• Dataset rows:
# # # # # # #

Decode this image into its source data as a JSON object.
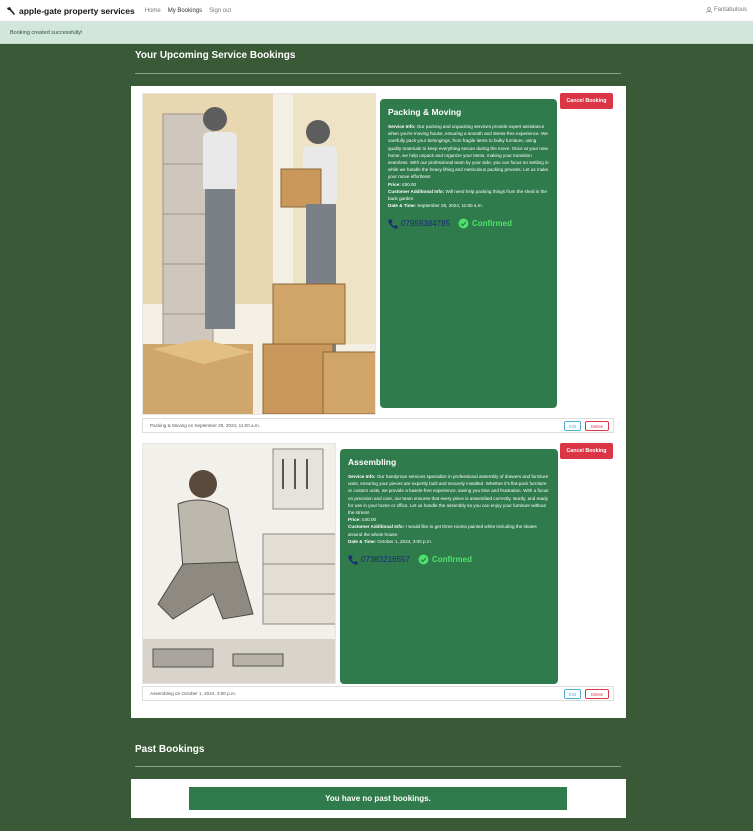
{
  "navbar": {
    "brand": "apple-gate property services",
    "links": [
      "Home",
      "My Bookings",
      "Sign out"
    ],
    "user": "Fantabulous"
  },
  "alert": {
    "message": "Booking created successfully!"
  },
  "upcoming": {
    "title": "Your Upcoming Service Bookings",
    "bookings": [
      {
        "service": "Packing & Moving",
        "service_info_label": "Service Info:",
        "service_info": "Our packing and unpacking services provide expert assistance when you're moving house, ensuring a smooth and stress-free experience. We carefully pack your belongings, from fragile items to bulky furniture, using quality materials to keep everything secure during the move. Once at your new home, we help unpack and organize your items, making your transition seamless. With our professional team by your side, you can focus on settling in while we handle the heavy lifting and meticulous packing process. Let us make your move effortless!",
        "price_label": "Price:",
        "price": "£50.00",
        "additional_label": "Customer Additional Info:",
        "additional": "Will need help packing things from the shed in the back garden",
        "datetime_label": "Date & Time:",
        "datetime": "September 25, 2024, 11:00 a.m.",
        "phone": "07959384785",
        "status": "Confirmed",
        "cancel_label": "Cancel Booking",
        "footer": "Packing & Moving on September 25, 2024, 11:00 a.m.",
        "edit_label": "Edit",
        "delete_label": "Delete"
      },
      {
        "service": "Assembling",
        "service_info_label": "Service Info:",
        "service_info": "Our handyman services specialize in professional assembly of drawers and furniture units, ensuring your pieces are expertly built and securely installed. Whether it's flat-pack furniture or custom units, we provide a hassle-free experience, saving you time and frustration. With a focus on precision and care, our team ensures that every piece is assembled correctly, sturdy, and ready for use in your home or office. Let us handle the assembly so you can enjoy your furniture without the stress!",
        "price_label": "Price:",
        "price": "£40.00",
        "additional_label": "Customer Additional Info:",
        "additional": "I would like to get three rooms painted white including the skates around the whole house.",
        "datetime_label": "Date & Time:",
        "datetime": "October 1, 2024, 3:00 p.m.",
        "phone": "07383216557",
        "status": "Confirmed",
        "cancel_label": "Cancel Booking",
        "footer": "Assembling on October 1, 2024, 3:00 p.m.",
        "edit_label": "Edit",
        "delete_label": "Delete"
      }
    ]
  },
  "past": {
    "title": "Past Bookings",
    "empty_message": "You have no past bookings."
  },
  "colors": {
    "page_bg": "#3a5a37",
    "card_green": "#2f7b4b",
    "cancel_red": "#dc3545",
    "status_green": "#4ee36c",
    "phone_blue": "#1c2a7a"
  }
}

# # # # # # #

• Short exercise:
Your copy of the data should match it exactly, except that pictures are left out.

• Correct response:
Decode this image into its source data as a JSON object.
{
  "navbar": {
    "brand": "apple-gate property services",
    "links": [
      "Home",
      "My Bookings",
      "Sign out"
    ],
    "user": "Fantabulous"
  },
  "alert": {
    "message": "Booking created successfully!"
  },
  "upcoming": {
    "title": "Your Upcoming Service Bookings",
    "bookings": [
      {
        "service": "Packing & Moving",
        "service_info_label": "Service Info:",
        "service_info": "Our packing and unpacking services provide expert assistance when you're moving house, ensuring a smooth and stress-free experience. We carefully pack your belongings, from fragile items to bulky furniture, using quality materials to keep everything secure during the move. Once at your new home, we help unpack and organize your items, making your transition seamless. With our professional team by your side, you can focus on settling in while we handle the heavy lifting and meticulous packing process. Let us make your move effortless!",
        "price_label": "Price:",
        "price": "£50.00",
        "additional_label": "Customer Additional Info:",
        "additional": "Will need help packing things from the shed in the back garden",
        "datetime_label": "Date & Time:",
        "datetime": "September 25, 2024, 11:00 a.m.",
        "phone": "07959384785",
        "status": "Confirmed",
        "cancel_label": "Cancel Booking",
        "footer": "Packing & Moving on September 25, 2024, 11:00 a.m.",
        "edit_label": "Edit",
        "delete_label": "Delete"
      },
      {
        "service": "Assembling",
        "service_info_label": "Service Info:",
        "service_info": "Our handyman services specialize in professional assembly of drawers and furniture units, ensuring your pieces are expertly built and securely installed. Whether it's flat-pack furniture or custom units, we provide a hassle-free experience, saving you time and frustration. With a focus on precision and care, our team ensures that every piece is assembled correctly, sturdy, and ready for use in your home or office. Let us handle the assembly so you can enjoy your furniture without the stress!",
        "price_label": "Price:",
        "price": "£40.00",
        "additional_label": "Customer Additional Info:",
        "additional": "I would like to get three rooms painted white including the skates around the whole house.",
        "datetime_label": "Date & Time:",
        "datetime": "October 1, 2024, 3:00 p.m.",
        "phone": "07383216557",
        "status": "Confirmed",
        "cancel_label": "Cancel Booking",
        "footer": "Assembling on October 1, 2024, 3:00 p.m.",
        "edit_label": "Edit",
        "delete_label": "Delete"
      }
    ]
  },
  "past": {
    "title": "Past Bookings",
    "empty_message": "You have no past bookings."
  },
  "colors": {
    "page_bg": "#3a5a37",
    "card_green": "#2f7b4b",
    "cancel_red": "#dc3545",
    "status_green": "#4ee36c",
    "phone_blue": "#1c2a7a"
  }
}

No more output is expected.